TASK DESCRIPTION:
The lines to copy are those in the listing below that contain the word "Veröffentlichung".

EXTRACTED INFORMATION:
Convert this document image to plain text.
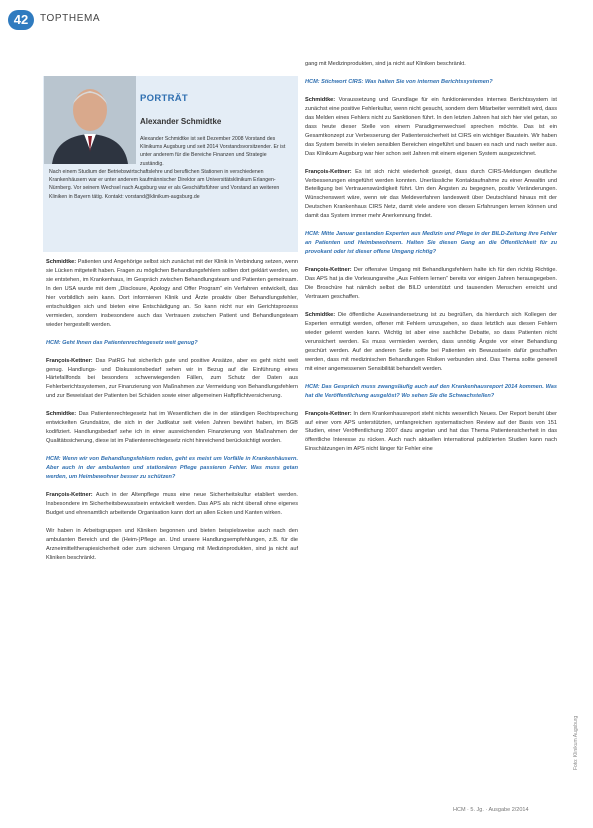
42	TOPTHEMA
PORTRÄT
Alexander Schmidtke
Alexander Schmidtke ist seit Dezember 2008 Vorstand des Klinikums Augsburg und seit 2014 Vorstandsvorsitzender. Er ist unter anderem für die Bereiche Finanzen und Strategie zuständig.
Nach einem Studium der Betriebswirtschaftslehre und beruflichen Stationen in verschiedenen Krankenhäusern war er unter anderem kaufmännischer Direktor am Universitätsklinikum Erlangen-Nürnberg. Vor seinem Wechsel nach Augsburg war er als Geschäftsführer und Vorstand an weiteren Kliniken in Bayern tätig. Kontakt: vorstand@klinikum-augsburg.de

Schmidtke: Patienten und Angehörige selbst sich zunächst mit der Klinik in Verbindung setzen, wenn sie Lücken mitgeteilt haben. Fragen zu möglichen Behandlungsfehlern sollten dort geklärt werden, wo sie entstehen, im Krankenhaus, im Gespräch zwischen Behandlungsteam und Patienten gemeinsam. In den USA wurde mit dem „Disclosure, Apology and Offer Program“ ein Verfahren entwickelt, das hier vorbildlich sein kann. Dort informieren Klinik und Ärzte proaktiv über Behandlungsfehler, entschuldigen sich und bieten eine Entschädigung an. So kann nicht nur ein Gerichtsprozess vermieden, sondern insbesondere auch das Vertrauen zwischen Patient und Behandlungsteam wieder hergestellt werden.

HCM: Geht Ihnen das Patientenrechtegesetz weit genug?

François-Kettner: Das PatRG hat sicherlich gute und positive Ansätze, aber es geht nicht weit genug. Handlungs- und Diskussionsbedarf sehen wir in Bezug auf die Einführung eines Härtefallfonds bei besonders schwerwiegenden Fällen, zum Schutz der Daten aus Fehlerberichtssystemen, zur Finanzierung von Maßnahmen zur Vermeidung von Behandlungsfehlern und zur Beweislast der Patienten bei Schäden sowie einer allgemeinen Haftpflichtversicherung.

Schmidtke: Das Patientenrechtegesetz hat im Wesentlichen die in der ständigen Rechtsprechung entwickelten Grundsätze, die sich in der Judikatur seit vielen Jahren bewährt haben, im BGB kodifiziert. Handlungsbedarf sehe ich in einer ausreichenden Finanzierung von Maßnahmen der Qualitätssicherung, diese ist im Patientenrechtegesetz nicht hinreichend berücksichtigt worden.

HCM: Wenn wir von Behandlungsfehlern reden, geht es meist um Vorfälle in Krankenhäusern. Aber auch in der ambulanten und stationären Pflege passieren Fehler. Was muss getan werden, um Heimbewohner besser zu schützen?

François-Kettner: Auch in der Altenpflege muss eine neue Sicherheitskultur etabliert werden. Insbesondere im Sicherheitsbewusstsein entwickelt werden. Das APS als nicht überall ohne eigenes Budget und ehrenamtlich arbeitende Organisation kann dort an allen Ecken und Kanten wirken.

Wir haben in Arbeitsgruppen und Kliniken begonnen und bieten beispielsweise auch nach den ambulanten Bereich und die (Heim-)Pflege an. Und unsere Handlungsempfehlungen, z.B. für die Arzneimitteltherapiesicherheit oder zum sicheren Umgang mit Medizinprodukten, sind ja nicht auf Kliniken beschränkt.

gang mit Medizinprodukten, sind ja nicht auf Kliniken beschränkt.

HCM: Stichwort CIRS: Was halten Sie von internen Berichtssystemen?

Schmidtke: Voraussetzung und Grundlage für ein funktionierendes internes Berichtssystem ist zunächst eine positive Fehlerkultur, wenn nicht gesucht, sondern dem Mitarbeiter vermittelt wird, dass das Melden eines Fehlers nicht zu Sanktionen führt. In den letzten Jahren hat sich hier viel getan, so dass heute dieser Stelle von einem Paradigmenwechsel sprechen möchte. Das ist ein Gesamtkonzept zur Verbesserung der Patientensicherheit ist CIRS ein wichtiger Baustein. Wir haben das System bereits in vielen sensiblen Bereichen eingeführt und bauen es nach und nach weiter aus. Das Klinikum Augsburg war hier schon seit Jahren mit einem eigenen System ausgezeichnet.

François-Kettner: Es ist sich nicht wiederholt gezeigt, dass durch CIRS-Meldungen deutliche Verbesserungen eingeführt werden konnten. Unerlässliche Kontaktaufnahme zu einer Anwaltin und Beteiligung bei Vertrauenswürdigkeit führt. Um den Ängsten zu begegnen, positiv Veränderungen. Wünschenswert wäre, wenn wir das Meldeverfahren landesweit über Deutschland hinaus mit der Deutschen Krankenhaus CIRS Netz, damit viele andere von diesen Erfahrungen lernen können und damit das System immer mehr Anerkennung findet.

HCM: Mitte Januar gestanden Experten aus Medizin und Pflege in der BILD-Zeitung ihre Fehler an Patienten und Heimbewohnern. Halten Sie diesen Gang an die Öffentlichkeit für zu provokant oder ist dieser offene Umgang richtig?

François-Kettner: Der offensive Umgang mit Behandlungsfehlern halte ich für den richtig Richtige. Das APS hat ja die Vorlesungsreihe „Aus Fehlern lernen“ bereits vor einigen Jahren herausgegeben. Die Broschüre hat nämlich selbst die BILD unterstützt und tausenden Menschen erreicht und Vertrauen geschaffen.

Schmidtke: Die öffentliche Auseinandersetzung ist zu begrüßen, da hierdurch sich Kollegen der Experten ermutigt werden, offener mit Fehlern umzugehen, so dass letztlich aus diesen Fehlern wieder gelernt werden kann. Wichtig ist aber eine sachliche Debatte, so dass Patienten nicht verunsichert werden. Es muss vermieden werden, dass unnötig Ängste vor einer Behandlung geschürt werden. Auf der anderen Seite sollte bei Patienten ein Bewusstsein dafür geschaffen werden, dass mit medizinischen Behandlungen Risiken verbunden sind. Das Thema sollte generell mit einer angemessenen Sensibilität behandelt werden.

HCM: Das Gespräch muss zwangsläufig auch auf den Krankenhausreport 2014 kommen. Was hat die Veröffentlichung ausgelöst? Wo sehen Sie die Schwachstellen?

François-Kettner: In dem Krankenhausreport steht nichts wesentlich Neues. Der Report beruht über auf einer vom APS unterstützten, umfangreichen systematischen Review auf der Basis von 151 Studien, einer Veröffentlichung 2007 dazu angetan und hat das Thema Patientensicherheit in das öffentliche Interesse zu rücken. Auch nach aktuellen international publizierten Studien kann nach Einschätzungen im APS nicht länger für Fehler eine

Foto: Klinikum Augsburg
HCM · 5. Jg. · Ausgabe 2/2014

TASK OUTPUT:
HCM: Das Gespräch muss zwangsläufig auch auf den Krankenhausreport 2014 kommen. Was hat die Veröffentlichung ausgelöst? Wo sehen Sie die Schwachstellen?
François-Kettner: In dem Krankenhausreport steht nichts wesentlich Neues. Der Report beruht über auf einer vom APS unterstützten, umfangreichen systematischen Review auf der Basis von 151 Studien, einer Veröffentlichung 2007 dazu angetan und hat das Thema Patientensicherheit in das öffentliche Interesse zu rücken. Auch nach aktuellen international publizierten Studien kann nach Einschätzungen im APS nicht länger für Fehler eine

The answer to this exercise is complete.